→ The records

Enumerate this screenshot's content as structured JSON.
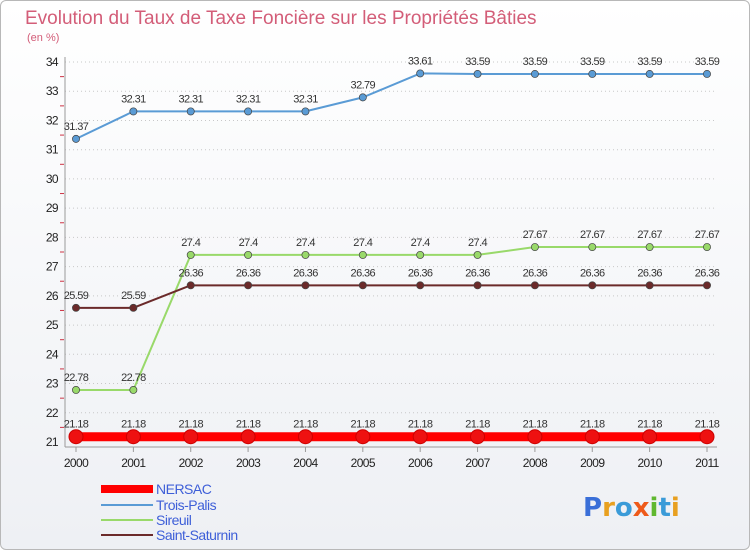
{
  "chart_data": {
    "type": "line",
    "title": "Evolution du Taux de Taxe Foncière sur les Propriétés Bâties",
    "subtitle": "(en %)",
    "x": [
      "2000",
      "2001",
      "2002",
      "2003",
      "2004",
      "2005",
      "2006",
      "2007",
      "2008",
      "2009",
      "2010",
      "2011"
    ],
    "ylim": [
      21,
      34
    ],
    "yticks": [
      "21",
      "22",
      "23",
      "24",
      "25",
      "26",
      "27",
      "28",
      "29",
      "30",
      "31",
      "32",
      "33",
      "34"
    ],
    "grid": "horizontal dotted",
    "legend_position": "bottom-left",
    "series": [
      {
        "name": "Trois-Palis",
        "color": "#5a9bd5",
        "values": [
          31.37,
          32.31,
          32.31,
          32.31,
          32.31,
          32.79,
          33.61,
          33.59,
          33.59,
          33.59,
          33.59,
          33.59
        ],
        "labels": [
          "31.37",
          "32.31",
          "32.31",
          "32.31",
          "32.31",
          "32.79",
          "33.61",
          "33.59",
          "33.59",
          "33.59",
          "33.59",
          "33.59"
        ]
      },
      {
        "name": "Sireuil",
        "color": "#99d96a",
        "values": [
          22.78,
          22.78,
          27.4,
          27.4,
          27.4,
          27.4,
          27.4,
          27.4,
          27.67,
          27.67,
          27.67,
          27.67
        ],
        "labels": [
          "22.78",
          "22.78",
          "27.4",
          "27.4",
          "27.4",
          "27.4",
          "27.4",
          "27.4",
          "27.67",
          "27.67",
          "27.67",
          "27.67"
        ]
      },
      {
        "name": "Saint-Saturnin",
        "color": "#6b2a2a",
        "values": [
          25.59,
          25.59,
          26.36,
          26.36,
          26.36,
          26.36,
          26.36,
          26.36,
          26.36,
          26.36,
          26.36,
          26.36
        ],
        "labels": [
          "25.59",
          "25.59",
          "26.36",
          "26.36",
          "26.36",
          "26.36",
          "26.36",
          "26.36",
          "26.36",
          "26.36",
          "26.36",
          "26.36"
        ]
      },
      {
        "name": "NERSAC",
        "color": "#ff0000",
        "values": [
          21.18,
          21.18,
          21.18,
          21.18,
          21.18,
          21.18,
          21.18,
          21.18,
          21.18,
          21.18,
          21.18,
          21.18
        ],
        "labels": [
          "21.18",
          "21.18",
          "21.18",
          "21.18",
          "21.18",
          "21.18",
          "21.18",
          "21.18",
          "21.18",
          "21.18",
          "21.18",
          "21.18"
        ]
      }
    ],
    "legend": [
      "NERSAC",
      "Trois-Palis",
      "Sireuil",
      "Saint-Saturnin"
    ]
  },
  "logo": {
    "letters": [
      "P",
      "r",
      "o",
      "x",
      "i",
      "t",
      "i"
    ],
    "colors": [
      "#3a6fd8",
      "#e8a020",
      "#3a9bd8",
      "#ee5a1a",
      "#60b830",
      "#3a9bd8",
      "#e8a020"
    ]
  }
}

→ What the task asks
Keep the pictures out and write out the records exactly.

→ Reply
Enumerate this screenshot's content as structured JSON.
{
  "chart_data": {
    "type": "line",
    "title": "Evolution du Taux de Taxe Foncière sur les Propriétés Bâties",
    "subtitle": "(en %)",
    "x": [
      "2000",
      "2001",
      "2002",
      "2003",
      "2004",
      "2005",
      "2006",
      "2007",
      "2008",
      "2009",
      "2010",
      "2011"
    ],
    "ylim": [
      21,
      34
    ],
    "yticks": [
      "21",
      "22",
      "23",
      "24",
      "25",
      "26",
      "27",
      "28",
      "29",
      "30",
      "31",
      "32",
      "33",
      "34"
    ],
    "grid": "horizontal dotted",
    "legend_position": "bottom-left",
    "series": [
      {
        "name": "Trois-Palis",
        "color": "#5a9bd5",
        "values": [
          31.37,
          32.31,
          32.31,
          32.31,
          32.31,
          32.79,
          33.61,
          33.59,
          33.59,
          33.59,
          33.59,
          33.59
        ],
        "labels": [
          "31.37",
          "32.31",
          "32.31",
          "32.31",
          "32.31",
          "32.79",
          "33.61",
          "33.59",
          "33.59",
          "33.59",
          "33.59",
          "33.59"
        ]
      },
      {
        "name": "Sireuil",
        "color": "#99d96a",
        "values": [
          22.78,
          22.78,
          27.4,
          27.4,
          27.4,
          27.4,
          27.4,
          27.4,
          27.67,
          27.67,
          27.67,
          27.67
        ],
        "labels": [
          "22.78",
          "22.78",
          "27.4",
          "27.4",
          "27.4",
          "27.4",
          "27.4",
          "27.4",
          "27.67",
          "27.67",
          "27.67",
          "27.67"
        ]
      },
      {
        "name": "Saint-Saturnin",
        "color": "#6b2a2a",
        "values": [
          25.59,
          25.59,
          26.36,
          26.36,
          26.36,
          26.36,
          26.36,
          26.36,
          26.36,
          26.36,
          26.36,
          26.36
        ],
        "labels": [
          "25.59",
          "25.59",
          "26.36",
          "26.36",
          "26.36",
          "26.36",
          "26.36",
          "26.36",
          "26.36",
          "26.36",
          "26.36",
          "26.36"
        ]
      },
      {
        "name": "NERSAC",
        "color": "#ff0000",
        "values": [
          21.18,
          21.18,
          21.18,
          21.18,
          21.18,
          21.18,
          21.18,
          21.18,
          21.18,
          21.18,
          21.18,
          21.18
        ],
        "labels": [
          "21.18",
          "21.18",
          "21.18",
          "21.18",
          "21.18",
          "21.18",
          "21.18",
          "21.18",
          "21.18",
          "21.18",
          "21.18",
          "21.18"
        ]
      }
    ],
    "legend": [
      "NERSAC",
      "Trois-Palis",
      "Sireuil",
      "Saint-Saturnin"
    ]
  },
  "logo": {
    "letters": [
      "P",
      "r",
      "o",
      "x",
      "i",
      "t",
      "i"
    ],
    "colors": [
      "#3a6fd8",
      "#e8a020",
      "#3a9bd8",
      "#ee5a1a",
      "#60b830",
      "#3a9bd8",
      "#e8a020"
    ]
  }
}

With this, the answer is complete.